◆ GIVEN PROBLEM
Return only the number of lines holding the word "DoctorVikatan".

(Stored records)
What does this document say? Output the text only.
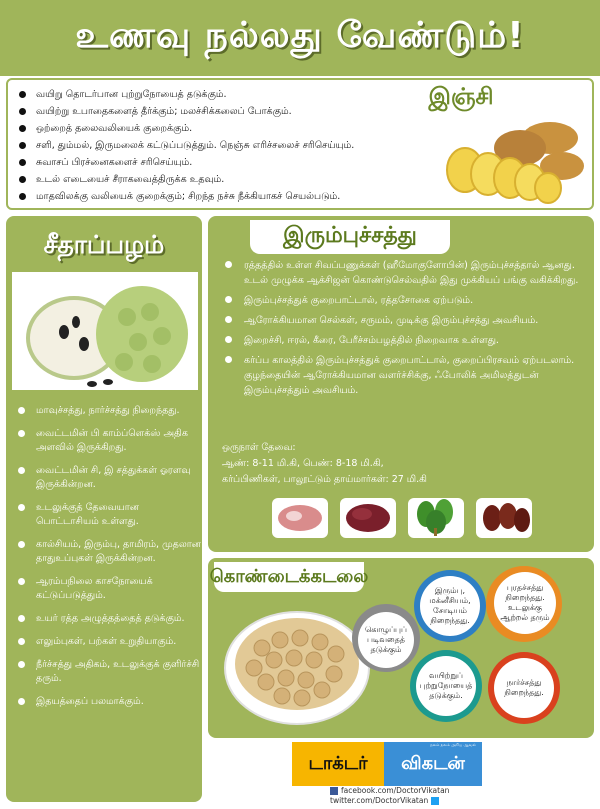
உணவு நல்லது வேண்டும்!
வயிறு தொடர்பான புற்றுநோயைத் தடுக்கும்.
வயிற்று உபாதைகளைத் தீர்க்கும்; மலச்சிக்கலைப் போக்கும்.
ஒற்றைத் தலைவலியைக் குறைக்கும்.
சளி, தும்மல், இருமலைக் கட்டுப்படுத்தும். நெஞ்சு எரிச்சலைச் சரிசெய்யும்.
சுவாசப் பிரச்னைகளைச் சரிசெய்யும்.
உடல் எடையைச் சீராகவைத்திருக்க உதவும்.
மாதவிலக்கு வலியைக் குறைக்கும்; சிறந்த நச்சு நீக்கியாகச் செயல்படும்.
இஞ்சி
சீதாப்பழம்
மாவுச்சத்து, நார்ச்சத்து நிறைந்தது.
வைட்டமின் பி காம்ப்ளெக்ஸ் அதிக அளவில் இருக்கிறது.
வைட்டமின் சி, இ சத்துக்கள் ஓரளவு இருக்கின்றன.
உடலுக்குத் தேவையான பொட்டாசியம் உள்ளது.
கால்சியம், இரும்பு, தாமிரம், முதலான தாதுஉப்புகள் இருக்கின்றன.
ஆரம்பநிலை காசநோயைக் கட்டுப்படுத்தும்.
உயர் ரத்த அழுத்தத்தைத் தடுக்கும்.
எலும்புகள், பற்கள் உறுதியாகும்.
நீர்ச்சத்து அதிகம், உடலுக்குக் குளிர்ச்சி தரும்.
இதயத்தைப் பலமாக்கும்.
இரும்புச்சத்து
ரத்தத்தில் உள்ள சிவப்பணுக்கள் (ஹீமோகுளோபின்) இரும்புச்சத்தால் ஆனது. உடல் முழுக்க ஆக்சிஜன் கொண்டுசெல்வதில் இது முக்கியப் பங்கு வகிக்கிறது.
இரும்புச்சத்துக் குறைபாட்டால், ரத்தசோகை ஏற்படும்.
ஆரோக்கியமான செல்கள், சருமம், முடிக்கு இரும்புச்சத்து அவசியம்.
இறைச்சி, ஈரல், கீரை, பேரீச்சம்பழத்தில் நிறைவாக உள்ளது.
கர்ப்ப காலத்தில் இரும்புச்சத்துக் குறைபாட்டால், குறைப்பிரசவம் ஏற்படலாம். குழந்தையின் ஆரோக்கியமான வளர்ச்சிக்கு, ஃபோலிக் அமிலத்துடன் இரும்புச்சத்தும் அவசியம்.
ஒருநாள் தேவை:
ஆண்: 8-11 மி.கி, பெண்: 8-18 மி.கி,
கர்ப்பிணிகள், பாலூட்டும் தாய்மார்கள்: 27 மி.கி
கொண்டைக்கடலை
கொழுப்புப் படிவதைத் தடுக்கும்
இரும்பு, மக்னீசியம், சோடியம் நிறைந்தது.
புரதச்சத்து நிறைந்தது. உடலுக்கு ஆற்றல் தரும்
வயிற்றுப் புற்றுநோயைத் தடுக்கும்.
நார்ச்சத்து நிறைந்தது.
டாக்டர்	விகடன்
நலம் நலம் அறிய ஆவல்
facebook.com/DoctorVikatan
twitter.com/DoctorVikatan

◆ FINISHED ANSWER
2